Stated goal -> Transcribe the whole listing below without changing a word, but leave out every image.

Extracted records ->
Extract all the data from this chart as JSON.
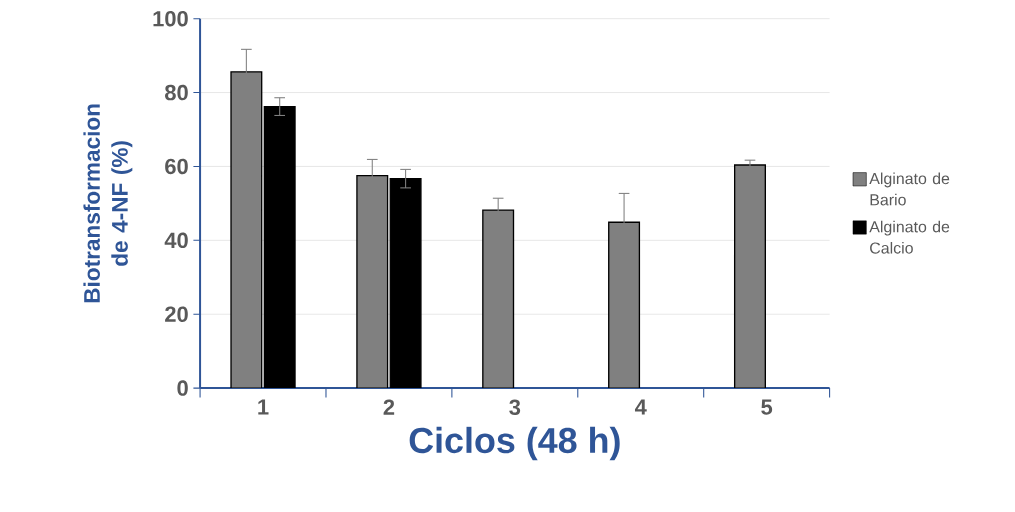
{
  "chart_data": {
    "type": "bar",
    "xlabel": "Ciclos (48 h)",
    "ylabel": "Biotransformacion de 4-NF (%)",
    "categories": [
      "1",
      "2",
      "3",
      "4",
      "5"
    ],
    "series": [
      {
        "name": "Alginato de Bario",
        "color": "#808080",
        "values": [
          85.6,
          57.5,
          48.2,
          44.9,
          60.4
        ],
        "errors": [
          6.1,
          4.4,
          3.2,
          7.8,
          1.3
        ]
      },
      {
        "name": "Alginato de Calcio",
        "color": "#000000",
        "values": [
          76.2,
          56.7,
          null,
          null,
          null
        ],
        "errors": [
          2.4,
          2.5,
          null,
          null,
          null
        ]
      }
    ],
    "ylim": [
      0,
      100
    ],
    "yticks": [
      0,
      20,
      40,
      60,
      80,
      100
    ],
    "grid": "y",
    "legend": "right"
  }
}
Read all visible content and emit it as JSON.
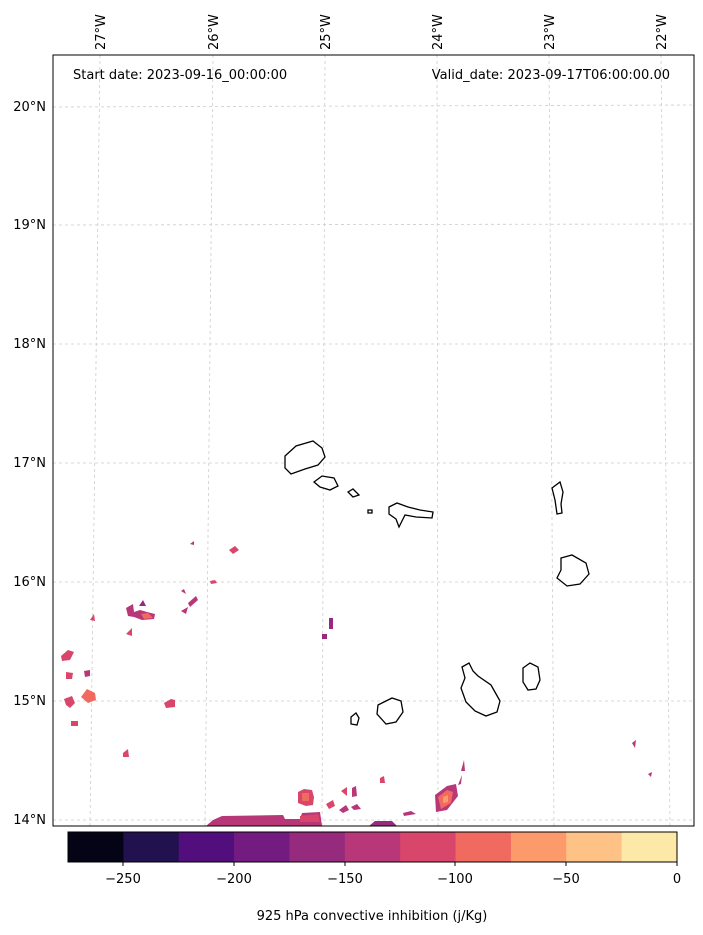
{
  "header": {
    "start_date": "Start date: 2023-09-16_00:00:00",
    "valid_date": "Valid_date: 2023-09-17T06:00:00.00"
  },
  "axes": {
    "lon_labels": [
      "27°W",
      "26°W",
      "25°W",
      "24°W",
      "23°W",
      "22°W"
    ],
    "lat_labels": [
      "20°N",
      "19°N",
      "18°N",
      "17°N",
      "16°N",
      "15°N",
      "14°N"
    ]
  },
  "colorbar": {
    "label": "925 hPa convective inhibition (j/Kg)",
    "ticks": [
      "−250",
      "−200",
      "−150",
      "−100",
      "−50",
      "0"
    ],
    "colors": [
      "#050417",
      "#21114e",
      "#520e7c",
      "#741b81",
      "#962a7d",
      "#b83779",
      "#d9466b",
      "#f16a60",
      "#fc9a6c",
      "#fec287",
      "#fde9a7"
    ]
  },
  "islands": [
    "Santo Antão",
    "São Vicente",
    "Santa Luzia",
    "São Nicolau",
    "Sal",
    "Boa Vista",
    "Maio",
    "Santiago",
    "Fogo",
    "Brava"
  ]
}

Correct output ->
Extract all the data from this chart as JSON.
{
  "chart_data": {
    "type": "bar",
    "xlabel": "Ciclos (48 h)",
    "ylabel": "Biotransformacion de 4-NF (%)",
    "categories": [
      "1",
      "2",
      "3",
      "4",
      "5"
    ],
    "series": [
      {
        "name": "Alginato de Bario",
        "color": "#808080",
        "values": [
          85.6,
          57.5,
          48.2,
          44.9,
          60.4
        ],
        "errors": [
          6.1,
          4.4,
          3.2,
          7.8,
          1.3
        ]
      },
      {
        "name": "Alginato de Calcio",
        "color": "#000000",
        "values": [
          76.2,
          56.7,
          null,
          null,
          null
        ],
        "errors": [
          2.4,
          2.5,
          null,
          null,
          null
        ]
      }
    ],
    "ylim": [
      0,
      100
    ],
    "yticks": [
      0,
      20,
      40,
      60,
      80,
      100
    ],
    "grid": "y",
    "legend": "right"
  }
}
Read all visible content and emit it as JSON.
{
  "header": {
    "start_date": "Start date: 2023-09-16_00:00:00",
    "valid_date": "Valid_date: 2023-09-17T06:00:00.00"
  },
  "axes": {
    "lon_labels": [
      "27°W",
      "26°W",
      "25°W",
      "24°W",
      "23°W",
      "22°W"
    ],
    "lat_labels": [
      "20°N",
      "19°N",
      "18°N",
      "17°N",
      "16°N",
      "15°N",
      "14°N"
    ]
  },
  "colorbar": {
    "label": "925 hPa convective inhibition (j/Kg)",
    "ticks": [
      "−250",
      "−200",
      "−150",
      "−100",
      "−50",
      "0"
    ],
    "colors": [
      "#050417",
      "#21114e",
      "#520e7c",
      "#741b81",
      "#962a7d",
      "#b83779",
      "#d9466b",
      "#f16a60",
      "#fc9a6c",
      "#fec287",
      "#fde9a7"
    ]
  },
  "islands": [
    "Santo Antão",
    "São Vicente",
    "Santa Luzia",
    "São Nicolau",
    "Sal",
    "Boa Vista",
    "Maio",
    "Santiago",
    "Fogo",
    "Brava"
  ]
}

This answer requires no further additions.